Goal of the exercise: Write the line that includes "Give me a plain-text" and all subsequent lines, exactly as written, and nothing more.

Records to use:
+ + +

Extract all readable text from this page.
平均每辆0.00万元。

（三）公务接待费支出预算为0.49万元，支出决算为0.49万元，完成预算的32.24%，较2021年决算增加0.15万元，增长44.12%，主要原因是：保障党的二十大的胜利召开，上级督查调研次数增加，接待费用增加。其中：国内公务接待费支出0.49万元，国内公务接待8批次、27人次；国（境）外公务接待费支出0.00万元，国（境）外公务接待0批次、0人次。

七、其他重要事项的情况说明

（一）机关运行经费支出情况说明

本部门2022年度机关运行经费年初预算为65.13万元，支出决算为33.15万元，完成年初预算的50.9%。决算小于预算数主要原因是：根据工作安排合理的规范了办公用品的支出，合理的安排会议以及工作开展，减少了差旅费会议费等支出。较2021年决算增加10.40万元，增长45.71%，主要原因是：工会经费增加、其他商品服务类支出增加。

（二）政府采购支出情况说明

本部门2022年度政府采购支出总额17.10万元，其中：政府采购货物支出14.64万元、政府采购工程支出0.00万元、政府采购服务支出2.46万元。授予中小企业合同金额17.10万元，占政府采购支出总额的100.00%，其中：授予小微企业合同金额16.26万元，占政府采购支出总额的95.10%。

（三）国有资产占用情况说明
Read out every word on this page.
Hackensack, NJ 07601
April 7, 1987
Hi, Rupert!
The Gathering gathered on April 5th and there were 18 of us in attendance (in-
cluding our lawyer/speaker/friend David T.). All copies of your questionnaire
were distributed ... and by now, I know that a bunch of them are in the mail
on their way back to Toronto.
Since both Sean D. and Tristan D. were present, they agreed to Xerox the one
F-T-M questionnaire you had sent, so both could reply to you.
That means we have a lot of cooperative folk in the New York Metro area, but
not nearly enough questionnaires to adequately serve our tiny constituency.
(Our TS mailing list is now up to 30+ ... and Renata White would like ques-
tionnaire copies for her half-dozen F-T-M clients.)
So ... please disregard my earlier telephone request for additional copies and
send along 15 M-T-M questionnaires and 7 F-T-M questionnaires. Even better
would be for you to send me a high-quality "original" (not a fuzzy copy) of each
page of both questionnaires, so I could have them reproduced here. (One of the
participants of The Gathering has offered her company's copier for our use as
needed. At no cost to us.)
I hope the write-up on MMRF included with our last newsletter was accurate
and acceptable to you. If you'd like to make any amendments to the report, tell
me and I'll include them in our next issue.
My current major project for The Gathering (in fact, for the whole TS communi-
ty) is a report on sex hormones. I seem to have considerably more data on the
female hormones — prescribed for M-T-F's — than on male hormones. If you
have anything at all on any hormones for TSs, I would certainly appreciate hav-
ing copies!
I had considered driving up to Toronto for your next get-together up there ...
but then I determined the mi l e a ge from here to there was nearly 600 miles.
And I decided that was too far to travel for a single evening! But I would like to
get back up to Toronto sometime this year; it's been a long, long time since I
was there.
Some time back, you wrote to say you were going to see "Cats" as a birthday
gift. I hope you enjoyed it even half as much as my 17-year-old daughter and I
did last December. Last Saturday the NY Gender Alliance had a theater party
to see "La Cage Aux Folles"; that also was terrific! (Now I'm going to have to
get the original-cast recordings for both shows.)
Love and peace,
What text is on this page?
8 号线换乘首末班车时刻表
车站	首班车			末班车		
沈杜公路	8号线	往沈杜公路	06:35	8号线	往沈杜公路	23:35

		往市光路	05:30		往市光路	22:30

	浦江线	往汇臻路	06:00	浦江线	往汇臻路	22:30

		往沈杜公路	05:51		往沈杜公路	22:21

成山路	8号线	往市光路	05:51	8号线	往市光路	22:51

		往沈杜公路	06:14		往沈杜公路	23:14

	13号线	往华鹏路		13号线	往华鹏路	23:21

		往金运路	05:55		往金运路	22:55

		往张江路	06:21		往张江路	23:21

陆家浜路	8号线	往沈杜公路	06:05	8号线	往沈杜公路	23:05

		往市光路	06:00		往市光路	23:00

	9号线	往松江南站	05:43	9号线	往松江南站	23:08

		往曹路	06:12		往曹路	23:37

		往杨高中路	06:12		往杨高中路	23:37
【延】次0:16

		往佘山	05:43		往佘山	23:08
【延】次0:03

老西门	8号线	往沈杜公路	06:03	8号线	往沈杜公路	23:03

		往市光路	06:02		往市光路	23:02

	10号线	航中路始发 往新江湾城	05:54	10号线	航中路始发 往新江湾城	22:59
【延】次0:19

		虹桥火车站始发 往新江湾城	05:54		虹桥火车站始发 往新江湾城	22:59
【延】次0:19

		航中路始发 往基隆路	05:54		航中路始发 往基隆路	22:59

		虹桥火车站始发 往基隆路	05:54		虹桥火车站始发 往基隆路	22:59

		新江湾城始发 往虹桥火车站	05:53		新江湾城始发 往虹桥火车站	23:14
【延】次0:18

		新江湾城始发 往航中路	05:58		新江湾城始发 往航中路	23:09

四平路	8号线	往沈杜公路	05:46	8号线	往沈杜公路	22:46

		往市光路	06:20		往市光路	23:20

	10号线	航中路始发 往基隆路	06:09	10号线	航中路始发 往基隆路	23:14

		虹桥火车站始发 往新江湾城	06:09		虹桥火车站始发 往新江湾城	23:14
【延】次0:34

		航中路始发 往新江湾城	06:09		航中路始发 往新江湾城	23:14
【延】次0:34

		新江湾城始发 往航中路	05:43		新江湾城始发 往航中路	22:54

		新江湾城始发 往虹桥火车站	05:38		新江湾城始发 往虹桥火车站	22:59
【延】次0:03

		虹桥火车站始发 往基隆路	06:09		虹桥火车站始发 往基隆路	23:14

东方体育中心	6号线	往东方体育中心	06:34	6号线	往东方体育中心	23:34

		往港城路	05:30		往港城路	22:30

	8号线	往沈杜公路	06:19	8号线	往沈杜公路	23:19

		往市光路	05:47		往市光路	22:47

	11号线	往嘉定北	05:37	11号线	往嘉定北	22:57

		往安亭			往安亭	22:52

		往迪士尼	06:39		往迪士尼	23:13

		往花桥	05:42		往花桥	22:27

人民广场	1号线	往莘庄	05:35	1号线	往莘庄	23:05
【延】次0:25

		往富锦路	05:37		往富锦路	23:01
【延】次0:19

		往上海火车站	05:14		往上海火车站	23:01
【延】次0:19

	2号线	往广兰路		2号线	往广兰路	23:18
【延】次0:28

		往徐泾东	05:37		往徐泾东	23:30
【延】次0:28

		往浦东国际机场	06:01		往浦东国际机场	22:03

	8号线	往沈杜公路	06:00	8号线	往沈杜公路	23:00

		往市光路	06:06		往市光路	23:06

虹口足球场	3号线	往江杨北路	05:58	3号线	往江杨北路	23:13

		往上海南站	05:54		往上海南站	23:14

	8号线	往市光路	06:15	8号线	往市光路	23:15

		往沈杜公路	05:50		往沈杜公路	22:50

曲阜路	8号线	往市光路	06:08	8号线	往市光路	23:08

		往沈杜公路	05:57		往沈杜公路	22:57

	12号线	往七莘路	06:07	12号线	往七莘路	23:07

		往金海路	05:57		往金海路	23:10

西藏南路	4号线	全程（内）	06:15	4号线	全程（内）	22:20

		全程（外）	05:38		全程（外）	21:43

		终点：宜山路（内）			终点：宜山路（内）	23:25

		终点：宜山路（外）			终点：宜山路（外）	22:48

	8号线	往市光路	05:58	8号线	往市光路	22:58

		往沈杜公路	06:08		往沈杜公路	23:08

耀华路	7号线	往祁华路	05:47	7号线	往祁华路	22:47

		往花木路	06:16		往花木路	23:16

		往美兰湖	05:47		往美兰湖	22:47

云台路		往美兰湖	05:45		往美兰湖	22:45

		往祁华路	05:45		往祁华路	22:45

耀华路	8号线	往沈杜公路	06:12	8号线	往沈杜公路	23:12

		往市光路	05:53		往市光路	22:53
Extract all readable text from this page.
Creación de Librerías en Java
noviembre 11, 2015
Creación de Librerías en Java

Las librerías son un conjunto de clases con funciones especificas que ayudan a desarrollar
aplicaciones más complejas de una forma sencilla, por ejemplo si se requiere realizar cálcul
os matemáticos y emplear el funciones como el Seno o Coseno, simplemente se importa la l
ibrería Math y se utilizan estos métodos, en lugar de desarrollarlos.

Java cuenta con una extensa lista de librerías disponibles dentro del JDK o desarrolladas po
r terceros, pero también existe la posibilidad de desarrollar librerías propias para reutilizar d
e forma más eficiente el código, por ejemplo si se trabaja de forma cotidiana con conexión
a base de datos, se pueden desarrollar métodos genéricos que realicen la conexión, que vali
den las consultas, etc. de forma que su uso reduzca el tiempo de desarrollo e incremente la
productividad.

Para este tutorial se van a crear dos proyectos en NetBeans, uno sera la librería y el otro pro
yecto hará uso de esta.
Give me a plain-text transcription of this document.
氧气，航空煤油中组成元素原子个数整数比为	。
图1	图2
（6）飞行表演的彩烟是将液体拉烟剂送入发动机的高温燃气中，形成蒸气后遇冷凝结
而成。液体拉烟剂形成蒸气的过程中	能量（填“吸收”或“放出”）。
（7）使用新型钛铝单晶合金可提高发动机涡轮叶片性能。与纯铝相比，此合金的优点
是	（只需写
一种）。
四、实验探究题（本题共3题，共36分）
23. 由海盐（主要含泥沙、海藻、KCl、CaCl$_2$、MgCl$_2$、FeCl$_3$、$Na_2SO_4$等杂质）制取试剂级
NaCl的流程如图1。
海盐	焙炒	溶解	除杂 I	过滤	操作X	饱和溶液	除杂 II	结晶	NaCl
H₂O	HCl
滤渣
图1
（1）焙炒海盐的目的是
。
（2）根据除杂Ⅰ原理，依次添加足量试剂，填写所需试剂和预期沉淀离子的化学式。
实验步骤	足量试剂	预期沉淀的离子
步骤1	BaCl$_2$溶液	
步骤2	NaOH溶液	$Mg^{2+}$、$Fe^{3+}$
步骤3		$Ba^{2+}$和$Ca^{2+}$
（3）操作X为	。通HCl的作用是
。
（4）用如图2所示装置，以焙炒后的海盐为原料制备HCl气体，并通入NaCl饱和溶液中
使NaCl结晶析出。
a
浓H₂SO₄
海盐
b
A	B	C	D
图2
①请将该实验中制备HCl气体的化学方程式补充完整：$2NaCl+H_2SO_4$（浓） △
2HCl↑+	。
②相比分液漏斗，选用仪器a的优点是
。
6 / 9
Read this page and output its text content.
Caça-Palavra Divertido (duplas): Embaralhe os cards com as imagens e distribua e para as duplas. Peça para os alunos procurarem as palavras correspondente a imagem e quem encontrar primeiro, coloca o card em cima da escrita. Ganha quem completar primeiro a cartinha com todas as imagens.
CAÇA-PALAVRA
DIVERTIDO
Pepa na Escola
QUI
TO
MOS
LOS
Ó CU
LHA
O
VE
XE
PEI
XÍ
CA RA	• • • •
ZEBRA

+ + +

Problem solution:
Give me a plain-text transcription of this document.
氧气，航空煤油中组成元素原子个数整数比为	。
图1	图2
（6）飞行表演的彩烟是将液体拉烟剂送入发动机的高温燃气中，形成蒸气后遇冷凝结
而成。液体拉烟剂形成蒸气的过程中	能量（填“吸收”或“放出”）。
（7）使用新型钛铝单晶合金可提高发动机涡轮叶片性能。与纯铝相比，此合金的优点
是	（只需写
一种）。
四、实验探究题（本题共3题，共36分）
23. 由海盐（主要含泥沙、海藻、KCl、CaCl$_2$、MgCl$_2$、FeCl$_3$、$Na_2SO_4$等杂质）制取试剂级
NaCl的流程如图1。
海盐	焙炒	溶解	除杂 I	过滤	操作X	饱和溶液	除杂 II	结晶	NaCl
H₂O	HCl
滤渣
图1
（1）焙炒海盐的目的是
。
（2）根据除杂Ⅰ原理，依次添加足量试剂，填写所需试剂和预期沉淀离子的化学式。
实验步骤	足量试剂	预期沉淀的离子
步骤1	BaCl$_2$溶液	
步骤2	NaOH溶液	$Mg^{2+}$、$Fe^{3+}$
步骤3		$Ba^{2+}$和$Ca^{2+}$
（3）操作X为	。通HCl的作用是
。
（4）用如图2所示装置，以焙炒后的海盐为原料制备HCl气体，并通入NaCl饱和溶液中
使NaCl结晶析出。
a
浓H₂SO₄
海盐
b
A	B	C	D
图2
①请将该实验中制备HCl气体的化学方程式补充完整：$2NaCl+H_2SO_4$（浓） △
2HCl↑+	。
②相比分液漏斗，选用仪器a的优点是
。
6 / 9
Read this page and output its text content.
Caça-Palavra Divertido (duplas): Embaralhe os cards com as imagens e distribua e para as duplas. Peça para os alunos procurarem as palavras correspondente a imagem e quem encontrar primeiro, coloca o card em cima da escrita. Ganha quem completar primeiro a cartinha com todas as imagens.
CAÇA-PALAVRA
DIVERTIDO
Pepa na Escola
QUI
TO
MOS
LOS
Ó CU
LHA
O
VE
XE
PEI
XÍ
CA RA	• • • •
ZEBRA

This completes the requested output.